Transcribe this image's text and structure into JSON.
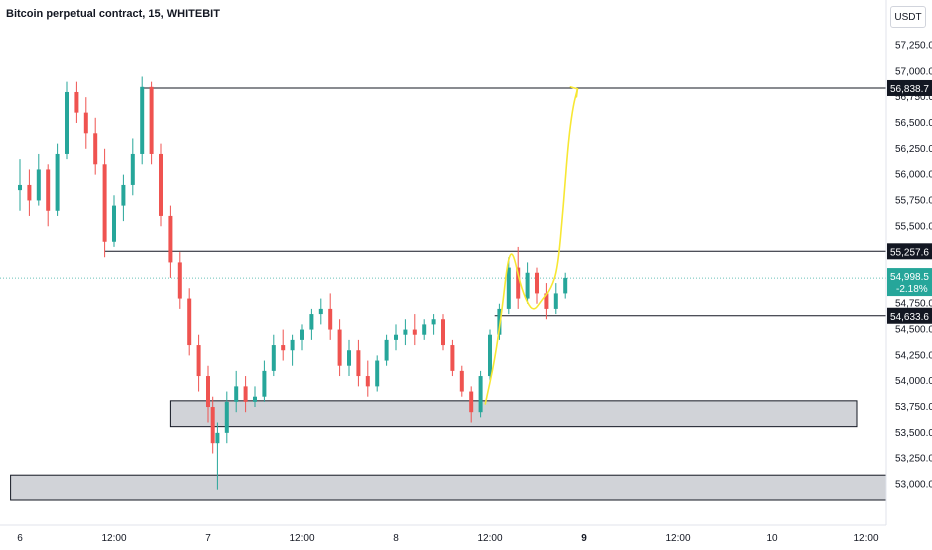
{
  "header": {
    "title": "Bitcoin perpetual contract, 15, WHITEBIT",
    "currency": "USDT"
  },
  "chart_data": {
    "type": "candlestick",
    "symbol": "Bitcoin perpetual contract",
    "interval": "15",
    "exchange": "WHITEBIT",
    "ylim": [
      52850,
      57400
    ],
    "y_ticks": [
      "57,250.0",
      "57,000.0",
      "56,750.0",
      "56,500.0",
      "56,250.0",
      "56,000.0",
      "55,750.0",
      "55,500.0",
      "55,250.0",
      "55,000.0",
      "54,750.0",
      "54,500.0",
      "54,250.0",
      "54,000.0",
      "53,750.0",
      "53,500.0",
      "53,250.0",
      "53,000.0"
    ],
    "x_ticks": [
      "6",
      "12:00",
      "7",
      "12:00",
      "8",
      "12:00",
      "9",
      "12:00",
      "10",
      "12:00"
    ],
    "x_ticks_bold": [
      "9"
    ],
    "horizontal_levels": [
      {
        "price": 56838.7,
        "label": "56,838.7",
        "x_start_tick": 1.3
      },
      {
        "price": 55257.6,
        "label": "55,257.6",
        "x_start_tick": 0.9
      },
      {
        "price": 54633.6,
        "label": "54,633.6",
        "x_start_tick": 5.05
      }
    ],
    "zones": [
      {
        "from": 53560,
        "to": 53810,
        "x_start_tick": 1.6
      },
      {
        "from": 52850,
        "to": 53090,
        "x_start_tick": -0.1
      }
    ],
    "last_price": {
      "value": "54,998.5",
      "change": "-2.18%",
      "color": "#26a69a"
    },
    "colors": {
      "up": "#26a69a",
      "down": "#ef5350",
      "drawing": "#f7e733",
      "zone": "#c9cbd1"
    },
    "candles": [
      [
        0.0,
        55850,
        56150,
        55650,
        55900
      ],
      [
        0.1,
        55900,
        56050,
        55600,
        55750
      ],
      [
        0.2,
        55750,
        56200,
        55700,
        56050
      ],
      [
        0.3,
        56050,
        56100,
        55500,
        55650
      ],
      [
        0.4,
        55650,
        56300,
        55600,
        56200
      ],
      [
        0.5,
        56200,
        56900,
        56150,
        56800
      ],
      [
        0.6,
        56800,
        56900,
        56500,
        56600
      ],
      [
        0.7,
        56600,
        56750,
        56250,
        56400
      ],
      [
        0.8,
        56400,
        56550,
        56000,
        56100
      ],
      [
        0.9,
        56100,
        56250,
        55200,
        55350
      ],
      [
        1.0,
        55350,
        55800,
        55300,
        55700
      ],
      [
        1.1,
        55700,
        56000,
        55550,
        55900
      ],
      [
        1.2,
        55900,
        56350,
        55800,
        56200
      ],
      [
        1.3,
        56200,
        56950,
        56100,
        56850
      ],
      [
        1.4,
        56850,
        56900,
        56100,
        56200
      ],
      [
        1.5,
        56200,
        56300,
        55500,
        55600
      ],
      [
        1.6,
        55600,
        55700,
        55000,
        55150
      ],
      [
        1.7,
        55150,
        55250,
        54700,
        54800
      ],
      [
        1.8,
        54800,
        54900,
        54250,
        54350
      ],
      [
        1.9,
        54350,
        54450,
        53900,
        54050
      ],
      [
        2.0,
        54050,
        54150,
        53600,
        53750
      ],
      [
        2.05,
        53750,
        53850,
        53300,
        53400
      ],
      [
        2.1,
        53400,
        53600,
        52950,
        53500
      ],
      [
        2.2,
        53500,
        53900,
        53400,
        53800
      ],
      [
        2.3,
        53800,
        54100,
        53700,
        53950
      ],
      [
        2.4,
        53950,
        54050,
        53700,
        53800
      ],
      [
        2.5,
        53800,
        53950,
        53750,
        53850
      ],
      [
        2.6,
        53850,
        54200,
        53800,
        54100
      ],
      [
        2.7,
        54100,
        54450,
        54050,
        54350
      ],
      [
        2.8,
        54350,
        54500,
        54200,
        54300
      ],
      [
        2.9,
        54300,
        54450,
        54150,
        54400
      ],
      [
        3.0,
        54400,
        54550,
        54300,
        54500
      ],
      [
        3.1,
        54500,
        54700,
        54400,
        54650
      ],
      [
        3.2,
        54650,
        54800,
        54550,
        54700
      ],
      [
        3.3,
        54700,
        54850,
        54400,
        54500
      ],
      [
        3.4,
        54500,
        54600,
        54050,
        54150
      ],
      [
        3.5,
        54150,
        54400,
        54050,
        54300
      ],
      [
        3.6,
        54300,
        54400,
        53950,
        54050
      ],
      [
        3.7,
        54050,
        54200,
        53850,
        53950
      ],
      [
        3.8,
        53950,
        54250,
        53900,
        54200
      ],
      [
        3.9,
        54200,
        54450,
        54150,
        54400
      ],
      [
        4.0,
        54400,
        54550,
        54300,
        54450
      ],
      [
        4.1,
        54450,
        54600,
        54350,
        54500
      ],
      [
        4.2,
        54500,
        54650,
        54350,
        54450
      ],
      [
        4.3,
        54450,
        54600,
        54400,
        54550
      ],
      [
        4.4,
        54550,
        54650,
        54450,
        54600
      ],
      [
        4.5,
        54600,
        54650,
        54300,
        54350
      ],
      [
        4.6,
        54350,
        54400,
        54050,
        54100
      ],
      [
        4.7,
        54100,
        54150,
        53850,
        53900
      ],
      [
        4.8,
        53900,
        53950,
        53600,
        53700
      ],
      [
        4.9,
        53700,
        54100,
        53650,
        54050
      ],
      [
        5.0,
        54050,
        54500,
        54000,
        54450
      ],
      [
        5.1,
        54450,
        54750,
        54400,
        54700
      ],
      [
        5.2,
        54700,
        55200,
        54650,
        55100
      ],
      [
        5.3,
        55100,
        55300,
        54700,
        54800
      ],
      [
        5.4,
        54800,
        55150,
        54750,
        55050
      ],
      [
        5.5,
        55050,
        55100,
        54750,
        54850
      ],
      [
        5.6,
        54850,
        54950,
        54600,
        54700
      ],
      [
        5.7,
        54700,
        54950,
        54650,
        54850
      ],
      [
        5.8,
        54850,
        55050,
        54800,
        55000
      ]
    ],
    "drawing": {
      "path": [
        [
          4.95,
          53780
        ],
        [
          5.05,
          54200
        ],
        [
          5.13,
          54700
        ],
        [
          5.18,
          55100
        ],
        [
          5.22,
          55250
        ],
        [
          5.26,
          55200
        ],
        [
          5.32,
          54950
        ],
        [
          5.4,
          54750
        ],
        [
          5.47,
          54680
        ],
        [
          5.55,
          54780
        ],
        [
          5.65,
          54900
        ],
        [
          5.72,
          55100
        ],
        [
          5.78,
          55700
        ],
        [
          5.83,
          56300
        ],
        [
          5.88,
          56650
        ],
        [
          5.93,
          56830
        ]
      ]
    }
  }
}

■ WORK REQUIRED:
Gather and return every line that holds the string "label".

■ THE RESPONSE:
        "label": "56,838.7",
        "label": "55,257.6",
        "label": "54,633.6",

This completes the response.